**What is being asked**
Look below. Copy each line that has "Arial" in it.

**Records to use**
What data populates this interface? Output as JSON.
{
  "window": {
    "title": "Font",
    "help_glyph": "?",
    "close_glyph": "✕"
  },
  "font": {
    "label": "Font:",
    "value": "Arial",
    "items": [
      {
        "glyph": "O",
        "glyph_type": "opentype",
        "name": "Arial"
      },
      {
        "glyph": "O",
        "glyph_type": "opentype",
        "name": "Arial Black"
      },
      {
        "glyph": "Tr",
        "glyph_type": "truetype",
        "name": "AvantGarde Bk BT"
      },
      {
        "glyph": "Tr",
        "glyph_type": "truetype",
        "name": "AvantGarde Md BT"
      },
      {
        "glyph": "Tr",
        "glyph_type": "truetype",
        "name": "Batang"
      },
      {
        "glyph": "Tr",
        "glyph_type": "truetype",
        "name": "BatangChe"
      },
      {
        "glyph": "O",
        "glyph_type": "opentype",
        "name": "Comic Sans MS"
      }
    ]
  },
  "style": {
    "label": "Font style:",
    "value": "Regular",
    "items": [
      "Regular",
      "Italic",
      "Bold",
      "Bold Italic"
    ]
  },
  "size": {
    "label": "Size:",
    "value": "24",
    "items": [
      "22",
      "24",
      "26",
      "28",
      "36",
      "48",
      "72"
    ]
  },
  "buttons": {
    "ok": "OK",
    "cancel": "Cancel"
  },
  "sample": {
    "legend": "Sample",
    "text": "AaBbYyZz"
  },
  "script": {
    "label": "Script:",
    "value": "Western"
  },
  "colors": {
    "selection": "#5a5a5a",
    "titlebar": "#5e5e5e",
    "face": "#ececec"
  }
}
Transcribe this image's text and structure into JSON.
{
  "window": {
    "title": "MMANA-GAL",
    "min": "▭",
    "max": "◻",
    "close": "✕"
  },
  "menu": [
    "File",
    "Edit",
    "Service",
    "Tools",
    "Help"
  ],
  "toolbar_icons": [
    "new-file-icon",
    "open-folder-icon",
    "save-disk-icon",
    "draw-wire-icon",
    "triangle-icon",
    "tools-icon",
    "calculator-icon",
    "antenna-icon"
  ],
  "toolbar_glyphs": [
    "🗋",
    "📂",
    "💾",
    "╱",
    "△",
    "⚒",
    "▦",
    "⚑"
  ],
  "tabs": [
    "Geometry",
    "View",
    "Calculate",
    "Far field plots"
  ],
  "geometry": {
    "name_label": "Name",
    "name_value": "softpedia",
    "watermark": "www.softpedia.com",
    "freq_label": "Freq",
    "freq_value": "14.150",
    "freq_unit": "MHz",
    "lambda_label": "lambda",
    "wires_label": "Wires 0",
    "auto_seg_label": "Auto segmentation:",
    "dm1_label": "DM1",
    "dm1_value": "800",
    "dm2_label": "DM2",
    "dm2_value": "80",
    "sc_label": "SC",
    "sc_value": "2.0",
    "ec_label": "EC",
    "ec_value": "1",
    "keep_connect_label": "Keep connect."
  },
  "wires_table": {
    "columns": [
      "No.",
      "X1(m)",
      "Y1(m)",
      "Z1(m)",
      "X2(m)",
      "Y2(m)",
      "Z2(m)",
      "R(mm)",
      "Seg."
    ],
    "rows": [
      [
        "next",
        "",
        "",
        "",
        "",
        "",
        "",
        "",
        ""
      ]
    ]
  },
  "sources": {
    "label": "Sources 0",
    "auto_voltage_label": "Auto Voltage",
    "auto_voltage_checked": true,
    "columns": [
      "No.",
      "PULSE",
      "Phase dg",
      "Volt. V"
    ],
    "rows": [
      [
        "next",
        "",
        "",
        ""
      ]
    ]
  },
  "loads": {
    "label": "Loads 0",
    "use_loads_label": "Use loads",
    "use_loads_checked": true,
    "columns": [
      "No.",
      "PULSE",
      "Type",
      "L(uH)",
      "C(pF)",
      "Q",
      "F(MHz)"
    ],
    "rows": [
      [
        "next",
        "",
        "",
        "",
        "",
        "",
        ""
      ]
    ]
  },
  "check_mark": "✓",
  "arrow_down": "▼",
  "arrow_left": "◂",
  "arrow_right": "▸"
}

**Result of the exercise**
    "value": "Arial",
        "name": "Arial"
        "name": "Arial Black"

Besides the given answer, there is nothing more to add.